----- Texto extraído

Estudos anteriores mostraram que a resposta elétrica cerebral muda quando se modifica a frequência de um determinado som, mas que isso não ocorre quando uma pessoa está anestesiada, sugerindo que o estímulo pode ser um indicativo de consciência. Os voluntários saudáveis e os pacientes foram expostos a séries de tonalidades simples. A resposta elétrica do cérebro de pessoas vegetativas praticamente foi nula.
Graças a um modelo matemático desenvolvido na University College London, os cientistas descobriram que as tonalidades estimulam a atividade em partes do córtex temporal especializadas no processamento sonoro. Nos indivíduos saudáveis e em estado de consciência mínima, os córtex frontal e parietal mandam sinais para o córtex temporal. Nas pessoas em estado vegetativo, isso não ocorre. ;Os métodos de diagnóstico atuais baseiam-se em medidas comportamentais, sendo que um paciente em estado de consciência mínima apresenta alguns comportamentos que requerem cognição, enquanto que um paciente em estado vegetativo apresenta apenas reflexos;, explica ao Correio Marta Isabel.
;Os nossos resultados, por sua vez, indicam que, no estado vegetativo, existe uma interrupção na conexão cerebral que liga o córtex frontal ao temporal. Essa mesma conexão encontra-se intacta em pessoas saudáveis e em pacientes em estado de consciência mínima. Esse resultado poderá revolucionar completamente o diagnóstico e o prognóstico clínico atual, uma vez que se baseia em uma medição biológica objetiva: a interrupção de uma conexão cerebral específica;, diz. Além disso, a tecnologia, segundo a pesquisadora, é relativamente simples e barata.
Uso só no futuro
De acordo com Marta Isabel, o método ainda não tem aplicação imediata, mas é promissor. ;Serão necessários mais estudos para o aperfeiçoamento, bem como a validação dos resultados em amostras com mais pacientes;, afirma. Além da diferenciação entre o estado vegetativo e o de mínima consciência, a metodologia poderá ser útil para outras condições relacionadas à consciência. ;Estudos sobre anestesia, sono ou epilepsia podem usar a técnica para verificar se há distúrbios no funcionamento dessas conexões cerebrais;, complementa Melanie Boly.
;No futuro, planejamos complementar os resultados desse estudo. Isso permitiria estabelecer se há ligação entre consciência e mecanismos cerebrais que encontramos no coma. Compreender os mecanismos por trás dessas condições significa contribuir para a melhoria dos métodos de diagnóstico. Isso é um passo fundamental para um tratamento mais adequado e eficaz;, defende Marta Isabel.

----------
----- Registros fornecidos

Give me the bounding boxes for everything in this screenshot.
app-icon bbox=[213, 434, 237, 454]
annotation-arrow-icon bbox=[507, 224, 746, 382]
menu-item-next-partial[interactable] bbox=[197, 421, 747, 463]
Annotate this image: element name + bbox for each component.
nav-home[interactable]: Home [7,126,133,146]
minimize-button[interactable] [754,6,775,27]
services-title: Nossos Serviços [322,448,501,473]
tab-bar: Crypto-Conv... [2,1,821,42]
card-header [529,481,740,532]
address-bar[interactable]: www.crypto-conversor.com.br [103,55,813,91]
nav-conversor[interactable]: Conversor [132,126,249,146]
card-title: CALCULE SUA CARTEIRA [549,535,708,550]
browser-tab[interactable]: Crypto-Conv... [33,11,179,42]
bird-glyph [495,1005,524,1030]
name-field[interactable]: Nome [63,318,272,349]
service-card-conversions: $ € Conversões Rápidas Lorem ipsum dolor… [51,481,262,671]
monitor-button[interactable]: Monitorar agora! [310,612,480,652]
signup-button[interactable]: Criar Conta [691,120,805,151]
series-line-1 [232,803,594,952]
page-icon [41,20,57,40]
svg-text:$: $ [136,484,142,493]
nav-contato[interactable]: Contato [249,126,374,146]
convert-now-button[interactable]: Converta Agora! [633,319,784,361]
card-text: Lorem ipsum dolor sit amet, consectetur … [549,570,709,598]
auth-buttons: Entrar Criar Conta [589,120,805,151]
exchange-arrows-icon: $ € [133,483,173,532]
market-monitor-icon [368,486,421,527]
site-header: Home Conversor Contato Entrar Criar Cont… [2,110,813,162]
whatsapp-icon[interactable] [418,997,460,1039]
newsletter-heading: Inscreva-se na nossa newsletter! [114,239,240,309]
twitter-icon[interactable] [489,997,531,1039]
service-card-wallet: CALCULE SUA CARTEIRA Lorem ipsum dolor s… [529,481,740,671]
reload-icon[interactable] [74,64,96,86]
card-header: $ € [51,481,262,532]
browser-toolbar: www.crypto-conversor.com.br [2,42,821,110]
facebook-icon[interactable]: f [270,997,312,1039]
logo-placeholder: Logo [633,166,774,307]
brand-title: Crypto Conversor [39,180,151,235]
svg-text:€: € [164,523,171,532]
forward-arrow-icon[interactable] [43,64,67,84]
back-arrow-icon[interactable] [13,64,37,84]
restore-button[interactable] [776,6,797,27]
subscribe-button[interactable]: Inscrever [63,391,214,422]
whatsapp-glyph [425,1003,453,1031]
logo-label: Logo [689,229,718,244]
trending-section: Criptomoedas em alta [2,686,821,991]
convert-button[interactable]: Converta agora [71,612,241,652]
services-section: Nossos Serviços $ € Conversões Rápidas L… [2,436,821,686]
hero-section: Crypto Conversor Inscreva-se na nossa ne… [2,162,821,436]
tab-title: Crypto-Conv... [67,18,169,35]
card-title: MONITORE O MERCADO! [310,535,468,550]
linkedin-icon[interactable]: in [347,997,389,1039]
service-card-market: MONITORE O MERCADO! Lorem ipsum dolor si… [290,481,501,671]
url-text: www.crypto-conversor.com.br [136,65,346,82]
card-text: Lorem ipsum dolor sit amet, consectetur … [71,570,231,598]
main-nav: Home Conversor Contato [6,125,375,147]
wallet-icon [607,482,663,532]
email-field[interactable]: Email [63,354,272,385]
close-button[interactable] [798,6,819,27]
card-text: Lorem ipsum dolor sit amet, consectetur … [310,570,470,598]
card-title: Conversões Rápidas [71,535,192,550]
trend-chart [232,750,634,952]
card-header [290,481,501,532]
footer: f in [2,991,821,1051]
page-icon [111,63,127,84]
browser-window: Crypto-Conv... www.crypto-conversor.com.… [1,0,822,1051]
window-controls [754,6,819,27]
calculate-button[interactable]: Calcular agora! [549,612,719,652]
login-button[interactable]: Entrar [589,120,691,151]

----------

* [O que fazer]
1. De acordo com o texto extraído, em que instituição foi desenvolvido o modelo matemático utilizado pelos cientistas?
2. Reescreva o trecho do texto extraído que vai de "Graças a um" até "Correio Marta Isabel.", inclusive, substituindo "córtex temporal" por "lobo temporal".

* [Resultados por tarefa]
1. Na University College London.

2.
Graças a um modelo matemático desenvolvido na University College London, os cientistas descobriram que as tonalidades estimulam a atividade em partes do lobo temporal especializadas no processamento sonoro. Nos indivíduos saudáveis e em estado de consciência mínima, os córtex frontal e parietal mandam sinais para o lobo temporal. Nas pessoas em estado vegetativo, isso não ocorre. ;Os métodos de diagnóstico atuais baseiam-se em medidas comportamentais, sendo que um paciente em estado de consciência mínima apresenta alguns comportamentos que requerem cognição, enquanto que um paciente em estado vegetativo apresenta apenas reflexos;, explica ao Correio Marta Isabel.